# Brief:
Repeat the data verbatim.

_ _ _ _ _

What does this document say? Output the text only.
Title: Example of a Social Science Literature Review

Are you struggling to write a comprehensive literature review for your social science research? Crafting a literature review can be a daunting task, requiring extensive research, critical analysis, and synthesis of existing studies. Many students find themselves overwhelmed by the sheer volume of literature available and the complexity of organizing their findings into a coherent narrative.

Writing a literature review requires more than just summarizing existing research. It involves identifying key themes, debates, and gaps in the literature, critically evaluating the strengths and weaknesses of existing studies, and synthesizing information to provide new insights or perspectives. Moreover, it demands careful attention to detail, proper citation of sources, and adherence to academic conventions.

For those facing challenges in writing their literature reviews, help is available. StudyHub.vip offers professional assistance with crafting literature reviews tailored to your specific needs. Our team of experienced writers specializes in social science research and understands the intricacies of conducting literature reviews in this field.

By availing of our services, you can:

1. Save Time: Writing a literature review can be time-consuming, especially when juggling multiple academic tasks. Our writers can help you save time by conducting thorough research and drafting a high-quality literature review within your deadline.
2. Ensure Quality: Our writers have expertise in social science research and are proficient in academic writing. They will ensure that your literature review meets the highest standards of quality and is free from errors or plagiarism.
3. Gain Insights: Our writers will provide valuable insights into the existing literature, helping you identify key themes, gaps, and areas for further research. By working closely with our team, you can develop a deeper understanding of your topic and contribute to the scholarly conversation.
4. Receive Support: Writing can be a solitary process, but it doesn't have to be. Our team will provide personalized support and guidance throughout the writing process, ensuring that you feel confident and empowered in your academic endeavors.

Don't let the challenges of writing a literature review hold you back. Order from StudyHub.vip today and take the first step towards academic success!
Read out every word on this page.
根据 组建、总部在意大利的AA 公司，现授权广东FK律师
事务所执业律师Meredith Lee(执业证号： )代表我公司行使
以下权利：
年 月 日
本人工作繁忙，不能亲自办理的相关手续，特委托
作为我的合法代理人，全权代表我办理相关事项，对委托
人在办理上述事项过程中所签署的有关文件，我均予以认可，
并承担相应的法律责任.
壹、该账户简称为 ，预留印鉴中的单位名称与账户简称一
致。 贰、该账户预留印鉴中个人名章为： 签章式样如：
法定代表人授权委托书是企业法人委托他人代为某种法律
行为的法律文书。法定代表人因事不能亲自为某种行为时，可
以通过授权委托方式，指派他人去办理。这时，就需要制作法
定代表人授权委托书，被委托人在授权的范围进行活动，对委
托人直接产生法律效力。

_ _ _ _ _

# Written reply:
What does this document say? Output the text only.
Title: Example of a Social Science Literature Review

Are you struggling to write a comprehensive literature review for your social science research? Crafting a literature review can be a daunting task, requiring extensive research, critical analysis, and synthesis of existing studies. Many students find themselves overwhelmed by the sheer volume of literature available and the complexity of organizing their findings into a coherent narrative.

Writing a literature review requires more than just summarizing existing research. It involves identifying key themes, debates, and gaps in the literature, critically evaluating the strengths and weaknesses of existing studies, and synthesizing information to provide new insights or perspectives. Moreover, it demands careful attention to detail, proper citation of sources, and adherence to academic conventions.

For those facing challenges in writing their literature reviews, help is available. StudyHub.vip offers professional assistance with crafting literature reviews tailored to your specific needs. Our team of experienced writers specializes in social science research and understands the intricacies of conducting literature reviews in this field.

By availing of our services, you can:

1. Save Time: Writing a literature review can be time-consuming, especially when juggling multiple academic tasks. Our writers can help you save time by conducting thorough research and drafting a high-quality literature review within your deadline.
2. Ensure Quality: Our writers have expertise in social science research and are proficient in academic writing. They will ensure that your literature review meets the highest standards of quality and is free from errors or plagiarism.
3. Gain Insights: Our writers will provide valuable insights into the existing literature, helping you identify key themes, gaps, and areas for further research. By working closely with our team, you can develop a deeper understanding of your topic and contribute to the scholarly conversation.
4. Receive Support: Writing can be a solitary process, but it doesn't have to be. Our team will provide personalized support and guidance throughout the writing process, ensuring that you feel confident and empowered in your academic endeavors.

Don't let the challenges of writing a literature review hold you back. Order from StudyHub.vip today and take the first step towards academic success!
Read out every word on this page.
根据 组建、总部在意大利的AA 公司，现授权广东FK律师
事务所执业律师Meredith Lee(执业证号： )代表我公司行使
以下权利：
年 月 日
本人工作繁忙，不能亲自办理的相关手续，特委托
作为我的合法代理人，全权代表我办理相关事项，对委托
人在办理上述事项过程中所签署的有关文件，我均予以认可，
并承担相应的法律责任.
壹、该账户简称为 ，预留印鉴中的单位名称与账户简称一
致。 贰、该账户预留印鉴中个人名章为： 签章式样如：
法定代表人授权委托书是企业法人委托他人代为某种法律
行为的法律文书。法定代表人因事不能亲自为某种行为时，可
以通过授权委托方式，指派他人去办理。这时，就需要制作法
定代表人授权委托书，被委托人在授权的范围进行活动，对委
托人直接产生法律效力。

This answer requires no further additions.